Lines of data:
----

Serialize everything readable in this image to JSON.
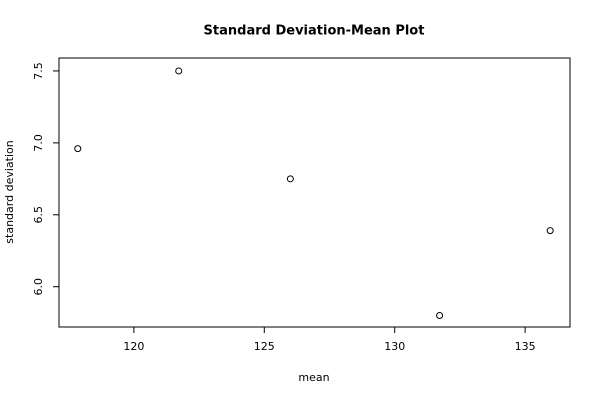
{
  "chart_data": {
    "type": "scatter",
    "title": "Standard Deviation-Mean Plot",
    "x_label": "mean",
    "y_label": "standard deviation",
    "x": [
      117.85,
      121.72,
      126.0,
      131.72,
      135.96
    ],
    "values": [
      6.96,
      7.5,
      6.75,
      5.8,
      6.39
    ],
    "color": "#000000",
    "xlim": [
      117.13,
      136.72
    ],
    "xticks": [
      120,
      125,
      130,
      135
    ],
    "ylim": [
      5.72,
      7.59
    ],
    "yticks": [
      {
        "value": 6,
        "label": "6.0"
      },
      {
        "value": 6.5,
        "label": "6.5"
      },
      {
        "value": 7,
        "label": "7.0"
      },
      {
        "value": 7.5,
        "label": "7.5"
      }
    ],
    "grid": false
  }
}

----

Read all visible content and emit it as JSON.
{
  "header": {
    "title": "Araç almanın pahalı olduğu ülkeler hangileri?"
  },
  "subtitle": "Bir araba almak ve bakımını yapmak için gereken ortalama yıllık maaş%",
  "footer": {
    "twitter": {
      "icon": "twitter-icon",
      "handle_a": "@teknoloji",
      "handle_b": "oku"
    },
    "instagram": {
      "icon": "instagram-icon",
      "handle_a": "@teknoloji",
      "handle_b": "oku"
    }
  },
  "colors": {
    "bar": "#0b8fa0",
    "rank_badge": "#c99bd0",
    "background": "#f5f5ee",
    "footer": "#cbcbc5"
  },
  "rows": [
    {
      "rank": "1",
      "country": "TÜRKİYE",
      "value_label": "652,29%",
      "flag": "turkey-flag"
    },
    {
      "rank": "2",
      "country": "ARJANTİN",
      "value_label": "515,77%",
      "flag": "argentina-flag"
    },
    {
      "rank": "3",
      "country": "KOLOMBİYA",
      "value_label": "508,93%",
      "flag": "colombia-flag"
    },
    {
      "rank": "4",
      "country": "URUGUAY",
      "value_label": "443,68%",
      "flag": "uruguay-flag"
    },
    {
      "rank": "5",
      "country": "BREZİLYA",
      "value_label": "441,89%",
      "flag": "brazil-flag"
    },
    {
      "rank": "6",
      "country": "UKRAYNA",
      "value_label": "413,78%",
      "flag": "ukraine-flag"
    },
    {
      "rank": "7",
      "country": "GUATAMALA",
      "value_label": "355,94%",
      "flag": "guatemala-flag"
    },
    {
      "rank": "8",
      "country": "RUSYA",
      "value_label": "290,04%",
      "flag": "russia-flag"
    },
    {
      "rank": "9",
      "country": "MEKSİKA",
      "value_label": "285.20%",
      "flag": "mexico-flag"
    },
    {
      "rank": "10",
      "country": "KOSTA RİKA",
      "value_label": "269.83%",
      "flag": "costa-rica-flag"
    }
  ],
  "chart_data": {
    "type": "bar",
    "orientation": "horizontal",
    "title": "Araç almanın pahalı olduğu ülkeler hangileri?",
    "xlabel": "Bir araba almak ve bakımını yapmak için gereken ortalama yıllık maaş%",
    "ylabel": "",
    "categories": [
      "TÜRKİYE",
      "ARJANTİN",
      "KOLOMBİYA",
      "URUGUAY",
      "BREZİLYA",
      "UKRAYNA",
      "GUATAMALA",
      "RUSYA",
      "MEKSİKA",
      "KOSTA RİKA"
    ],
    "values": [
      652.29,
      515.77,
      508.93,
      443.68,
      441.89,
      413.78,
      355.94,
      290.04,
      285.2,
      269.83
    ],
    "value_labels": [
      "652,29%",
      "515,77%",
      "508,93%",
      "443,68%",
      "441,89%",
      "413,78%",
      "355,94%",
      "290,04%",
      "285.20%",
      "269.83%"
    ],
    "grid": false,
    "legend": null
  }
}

----

WHAT IS EXPECTED:
Report each line in the data that holds the word "ülkeler".

OUTPUT:
    "title": "Araç almanın pahalı olduğu ülkeler hangileri?"
    "title": "Araç almanın pahalı olduğu ülkeler hangileri?",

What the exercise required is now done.